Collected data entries
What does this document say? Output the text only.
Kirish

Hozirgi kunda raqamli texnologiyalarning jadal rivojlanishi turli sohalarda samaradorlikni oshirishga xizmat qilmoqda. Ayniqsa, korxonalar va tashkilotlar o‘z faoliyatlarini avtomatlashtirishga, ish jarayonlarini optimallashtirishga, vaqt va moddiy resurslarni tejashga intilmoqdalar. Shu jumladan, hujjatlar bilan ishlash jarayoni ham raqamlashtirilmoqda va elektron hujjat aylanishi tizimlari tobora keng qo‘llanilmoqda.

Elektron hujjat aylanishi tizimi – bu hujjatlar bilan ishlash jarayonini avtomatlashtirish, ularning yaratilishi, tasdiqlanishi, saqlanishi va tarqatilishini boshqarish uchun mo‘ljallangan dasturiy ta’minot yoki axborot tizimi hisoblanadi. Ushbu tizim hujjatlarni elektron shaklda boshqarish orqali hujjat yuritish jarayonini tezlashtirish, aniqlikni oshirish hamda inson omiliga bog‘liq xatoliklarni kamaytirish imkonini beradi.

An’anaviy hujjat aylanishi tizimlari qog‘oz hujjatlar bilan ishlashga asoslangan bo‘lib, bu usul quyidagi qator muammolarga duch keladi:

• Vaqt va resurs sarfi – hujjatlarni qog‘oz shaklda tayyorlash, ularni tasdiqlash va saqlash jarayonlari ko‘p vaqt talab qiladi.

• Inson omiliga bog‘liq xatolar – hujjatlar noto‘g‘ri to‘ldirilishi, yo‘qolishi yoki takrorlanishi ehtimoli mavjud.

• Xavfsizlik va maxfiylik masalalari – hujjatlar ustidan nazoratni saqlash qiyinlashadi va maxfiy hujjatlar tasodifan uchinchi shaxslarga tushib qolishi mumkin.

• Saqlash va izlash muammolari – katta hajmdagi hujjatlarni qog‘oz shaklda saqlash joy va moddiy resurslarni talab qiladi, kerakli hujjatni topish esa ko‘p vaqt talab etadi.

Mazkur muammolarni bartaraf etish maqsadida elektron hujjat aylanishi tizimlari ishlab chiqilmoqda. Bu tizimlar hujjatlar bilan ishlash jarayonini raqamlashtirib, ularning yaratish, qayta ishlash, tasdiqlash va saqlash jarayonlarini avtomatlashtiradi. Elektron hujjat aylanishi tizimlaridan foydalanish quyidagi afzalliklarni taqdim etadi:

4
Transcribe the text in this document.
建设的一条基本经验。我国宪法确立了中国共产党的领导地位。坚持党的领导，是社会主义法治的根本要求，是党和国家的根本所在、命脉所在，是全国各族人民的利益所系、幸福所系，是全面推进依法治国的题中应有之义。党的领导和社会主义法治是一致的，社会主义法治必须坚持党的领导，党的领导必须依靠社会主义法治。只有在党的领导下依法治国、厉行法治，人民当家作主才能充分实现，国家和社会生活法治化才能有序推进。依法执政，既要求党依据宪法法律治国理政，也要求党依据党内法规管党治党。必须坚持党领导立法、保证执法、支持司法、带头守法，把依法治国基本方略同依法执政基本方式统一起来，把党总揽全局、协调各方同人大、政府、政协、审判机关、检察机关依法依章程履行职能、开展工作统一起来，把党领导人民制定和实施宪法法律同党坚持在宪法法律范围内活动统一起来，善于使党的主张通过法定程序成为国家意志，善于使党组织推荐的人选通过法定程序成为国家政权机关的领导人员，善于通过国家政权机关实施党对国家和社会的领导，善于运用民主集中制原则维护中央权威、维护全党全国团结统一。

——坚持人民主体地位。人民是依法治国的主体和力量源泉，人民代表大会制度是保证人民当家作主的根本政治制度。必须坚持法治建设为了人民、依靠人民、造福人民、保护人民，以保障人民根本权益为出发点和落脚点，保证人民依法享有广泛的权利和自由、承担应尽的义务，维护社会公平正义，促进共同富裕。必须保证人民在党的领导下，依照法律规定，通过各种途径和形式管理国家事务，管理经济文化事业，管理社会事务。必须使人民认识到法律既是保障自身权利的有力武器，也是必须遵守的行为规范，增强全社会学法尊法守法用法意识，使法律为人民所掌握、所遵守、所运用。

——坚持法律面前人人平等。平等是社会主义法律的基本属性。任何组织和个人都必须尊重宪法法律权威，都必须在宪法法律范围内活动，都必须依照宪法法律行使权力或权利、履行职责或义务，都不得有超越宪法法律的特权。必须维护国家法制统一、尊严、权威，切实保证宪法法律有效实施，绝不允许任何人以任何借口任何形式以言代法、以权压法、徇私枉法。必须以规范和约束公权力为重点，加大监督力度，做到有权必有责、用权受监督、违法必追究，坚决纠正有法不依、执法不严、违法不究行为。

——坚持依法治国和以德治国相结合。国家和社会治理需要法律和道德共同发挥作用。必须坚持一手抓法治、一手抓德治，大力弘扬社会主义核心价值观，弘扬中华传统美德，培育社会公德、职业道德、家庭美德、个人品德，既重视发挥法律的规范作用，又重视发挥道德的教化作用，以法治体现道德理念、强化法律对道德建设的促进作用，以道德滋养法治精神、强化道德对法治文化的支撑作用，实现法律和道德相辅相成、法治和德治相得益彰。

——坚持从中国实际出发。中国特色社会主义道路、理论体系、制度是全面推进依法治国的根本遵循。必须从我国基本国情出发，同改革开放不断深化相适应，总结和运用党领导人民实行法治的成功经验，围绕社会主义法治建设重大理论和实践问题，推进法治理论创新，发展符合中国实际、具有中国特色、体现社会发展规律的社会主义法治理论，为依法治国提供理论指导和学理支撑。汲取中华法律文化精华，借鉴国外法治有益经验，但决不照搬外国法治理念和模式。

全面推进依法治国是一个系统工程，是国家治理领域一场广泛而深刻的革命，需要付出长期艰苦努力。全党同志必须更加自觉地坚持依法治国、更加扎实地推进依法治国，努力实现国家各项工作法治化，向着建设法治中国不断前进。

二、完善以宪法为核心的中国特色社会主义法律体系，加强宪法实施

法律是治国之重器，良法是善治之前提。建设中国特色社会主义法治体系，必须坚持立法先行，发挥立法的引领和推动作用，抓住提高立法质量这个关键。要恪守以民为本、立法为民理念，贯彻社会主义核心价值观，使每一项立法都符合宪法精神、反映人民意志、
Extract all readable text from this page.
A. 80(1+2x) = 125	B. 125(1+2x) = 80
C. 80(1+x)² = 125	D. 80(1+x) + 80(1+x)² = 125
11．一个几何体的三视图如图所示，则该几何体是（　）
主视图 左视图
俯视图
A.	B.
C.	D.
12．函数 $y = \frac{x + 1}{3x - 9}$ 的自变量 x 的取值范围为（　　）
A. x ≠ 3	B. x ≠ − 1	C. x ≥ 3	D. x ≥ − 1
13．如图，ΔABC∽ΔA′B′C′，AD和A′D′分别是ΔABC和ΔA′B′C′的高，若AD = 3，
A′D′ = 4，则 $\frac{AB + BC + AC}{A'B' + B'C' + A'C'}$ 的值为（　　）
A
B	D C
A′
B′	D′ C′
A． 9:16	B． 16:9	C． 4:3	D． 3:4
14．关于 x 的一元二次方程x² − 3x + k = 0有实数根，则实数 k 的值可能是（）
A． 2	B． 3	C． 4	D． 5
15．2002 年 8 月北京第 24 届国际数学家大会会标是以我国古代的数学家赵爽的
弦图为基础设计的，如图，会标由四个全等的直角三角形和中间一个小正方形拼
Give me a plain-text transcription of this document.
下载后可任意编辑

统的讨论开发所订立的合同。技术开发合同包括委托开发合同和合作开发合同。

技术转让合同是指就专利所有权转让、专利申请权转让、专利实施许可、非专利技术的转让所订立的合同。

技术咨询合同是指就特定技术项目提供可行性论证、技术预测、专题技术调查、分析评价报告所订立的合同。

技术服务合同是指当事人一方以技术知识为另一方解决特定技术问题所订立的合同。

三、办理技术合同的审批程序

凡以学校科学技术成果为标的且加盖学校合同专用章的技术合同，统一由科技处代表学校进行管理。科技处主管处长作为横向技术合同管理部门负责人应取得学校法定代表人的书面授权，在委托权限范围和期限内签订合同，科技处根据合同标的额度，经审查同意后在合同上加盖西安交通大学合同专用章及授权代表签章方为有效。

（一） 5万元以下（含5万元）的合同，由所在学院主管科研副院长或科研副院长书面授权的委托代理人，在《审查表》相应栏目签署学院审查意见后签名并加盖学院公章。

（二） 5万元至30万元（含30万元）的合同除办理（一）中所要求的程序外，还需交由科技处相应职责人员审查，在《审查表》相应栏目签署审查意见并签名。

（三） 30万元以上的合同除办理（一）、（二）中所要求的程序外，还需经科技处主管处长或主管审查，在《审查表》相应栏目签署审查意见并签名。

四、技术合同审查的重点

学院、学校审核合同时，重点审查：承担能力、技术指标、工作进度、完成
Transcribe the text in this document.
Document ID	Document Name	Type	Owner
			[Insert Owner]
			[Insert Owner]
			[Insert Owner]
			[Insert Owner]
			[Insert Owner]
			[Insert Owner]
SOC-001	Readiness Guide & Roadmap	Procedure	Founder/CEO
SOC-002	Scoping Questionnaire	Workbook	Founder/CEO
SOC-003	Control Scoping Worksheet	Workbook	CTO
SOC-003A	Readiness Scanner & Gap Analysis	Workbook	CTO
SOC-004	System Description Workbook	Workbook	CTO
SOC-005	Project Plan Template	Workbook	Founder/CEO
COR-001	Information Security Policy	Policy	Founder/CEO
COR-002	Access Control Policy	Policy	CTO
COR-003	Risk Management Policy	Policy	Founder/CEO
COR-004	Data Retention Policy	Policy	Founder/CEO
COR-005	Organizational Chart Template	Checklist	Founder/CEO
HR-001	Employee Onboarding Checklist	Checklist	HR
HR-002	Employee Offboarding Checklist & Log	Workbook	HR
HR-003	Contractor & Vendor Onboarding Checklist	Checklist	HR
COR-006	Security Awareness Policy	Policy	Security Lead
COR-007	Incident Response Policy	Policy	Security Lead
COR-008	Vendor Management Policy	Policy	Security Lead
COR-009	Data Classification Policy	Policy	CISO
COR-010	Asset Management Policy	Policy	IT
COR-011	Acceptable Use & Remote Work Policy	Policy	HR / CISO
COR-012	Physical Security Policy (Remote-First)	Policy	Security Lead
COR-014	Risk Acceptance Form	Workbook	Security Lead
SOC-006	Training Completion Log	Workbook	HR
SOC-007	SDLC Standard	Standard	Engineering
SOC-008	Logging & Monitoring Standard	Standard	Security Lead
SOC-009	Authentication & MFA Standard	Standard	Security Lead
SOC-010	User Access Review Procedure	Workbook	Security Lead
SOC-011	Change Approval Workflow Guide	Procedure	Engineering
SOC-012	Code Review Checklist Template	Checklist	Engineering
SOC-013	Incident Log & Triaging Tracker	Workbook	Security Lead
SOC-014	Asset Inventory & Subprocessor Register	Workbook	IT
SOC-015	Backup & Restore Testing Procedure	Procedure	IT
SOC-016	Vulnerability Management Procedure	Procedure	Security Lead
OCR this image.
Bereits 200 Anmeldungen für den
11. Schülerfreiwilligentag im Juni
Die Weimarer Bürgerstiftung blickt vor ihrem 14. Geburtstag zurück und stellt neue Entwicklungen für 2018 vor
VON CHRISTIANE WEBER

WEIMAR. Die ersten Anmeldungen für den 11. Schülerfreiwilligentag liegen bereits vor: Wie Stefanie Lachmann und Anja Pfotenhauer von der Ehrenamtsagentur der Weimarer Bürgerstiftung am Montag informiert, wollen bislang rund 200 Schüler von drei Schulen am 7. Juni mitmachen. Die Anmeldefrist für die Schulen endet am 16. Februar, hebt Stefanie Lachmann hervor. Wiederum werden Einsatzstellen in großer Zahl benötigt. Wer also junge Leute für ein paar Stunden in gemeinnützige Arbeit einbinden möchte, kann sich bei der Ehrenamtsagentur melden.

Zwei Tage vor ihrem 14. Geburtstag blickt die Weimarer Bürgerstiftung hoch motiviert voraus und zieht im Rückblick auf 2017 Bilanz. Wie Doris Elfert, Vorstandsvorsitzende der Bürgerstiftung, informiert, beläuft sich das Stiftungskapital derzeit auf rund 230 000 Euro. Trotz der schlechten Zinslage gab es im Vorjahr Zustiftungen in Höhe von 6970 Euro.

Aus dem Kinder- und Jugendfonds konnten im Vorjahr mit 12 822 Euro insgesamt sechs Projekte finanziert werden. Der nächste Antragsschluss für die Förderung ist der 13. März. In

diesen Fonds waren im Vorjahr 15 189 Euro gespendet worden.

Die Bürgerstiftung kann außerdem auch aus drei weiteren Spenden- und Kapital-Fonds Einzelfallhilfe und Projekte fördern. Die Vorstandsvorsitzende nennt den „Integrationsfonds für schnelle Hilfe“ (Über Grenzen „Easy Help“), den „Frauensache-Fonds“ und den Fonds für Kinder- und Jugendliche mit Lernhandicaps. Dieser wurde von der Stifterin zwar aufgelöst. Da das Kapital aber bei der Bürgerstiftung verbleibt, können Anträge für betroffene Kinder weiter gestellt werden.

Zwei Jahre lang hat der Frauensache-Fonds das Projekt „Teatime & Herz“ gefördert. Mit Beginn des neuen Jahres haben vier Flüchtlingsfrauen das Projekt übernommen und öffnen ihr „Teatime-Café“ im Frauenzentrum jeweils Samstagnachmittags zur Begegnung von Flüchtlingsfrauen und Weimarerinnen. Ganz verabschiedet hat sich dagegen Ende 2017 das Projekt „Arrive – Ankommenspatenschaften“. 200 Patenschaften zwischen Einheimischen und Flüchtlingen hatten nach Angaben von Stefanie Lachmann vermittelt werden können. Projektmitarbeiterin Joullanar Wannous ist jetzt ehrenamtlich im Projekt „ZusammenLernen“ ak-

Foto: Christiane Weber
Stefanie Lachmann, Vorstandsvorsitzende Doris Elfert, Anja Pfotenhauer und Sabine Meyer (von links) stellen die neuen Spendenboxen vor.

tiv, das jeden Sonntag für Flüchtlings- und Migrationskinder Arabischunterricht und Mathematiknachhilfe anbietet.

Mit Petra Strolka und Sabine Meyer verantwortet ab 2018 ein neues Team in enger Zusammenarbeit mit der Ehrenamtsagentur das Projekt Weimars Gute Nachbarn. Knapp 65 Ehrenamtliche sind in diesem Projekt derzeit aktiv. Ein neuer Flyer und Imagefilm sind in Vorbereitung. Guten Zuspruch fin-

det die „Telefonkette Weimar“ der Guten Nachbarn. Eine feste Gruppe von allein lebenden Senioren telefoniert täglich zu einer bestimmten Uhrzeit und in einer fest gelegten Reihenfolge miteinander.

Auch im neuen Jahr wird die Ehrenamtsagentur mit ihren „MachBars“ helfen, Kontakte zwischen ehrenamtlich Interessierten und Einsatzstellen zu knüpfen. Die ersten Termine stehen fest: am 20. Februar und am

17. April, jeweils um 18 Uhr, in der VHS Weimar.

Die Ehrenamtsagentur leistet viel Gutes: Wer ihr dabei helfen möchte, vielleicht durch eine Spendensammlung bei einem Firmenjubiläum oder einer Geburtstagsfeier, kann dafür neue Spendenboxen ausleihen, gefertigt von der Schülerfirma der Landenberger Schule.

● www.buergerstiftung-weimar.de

» What you have to do
Above are the records. Identify each line that contains the word "Spendenboxen".

» Exercise result
Stefanie Lachmann, Vorstandsvorsitzende Doris Elfert, Anja Pfotenhauer und Sabine Meyer (von links) stellen die neuen Spendenboxen vor.
Die Ehrenamtsagentur leistet viel Gutes: Wer ihr dabei helfen möchte, vielleicht durch eine Spendensammlung bei einem Firmenjubiläum oder einer Geburtstagsfeier, kann dafür neue Spendenboxen ausleihen, gefertigt von der Schülerfirma der Landenberger Schule.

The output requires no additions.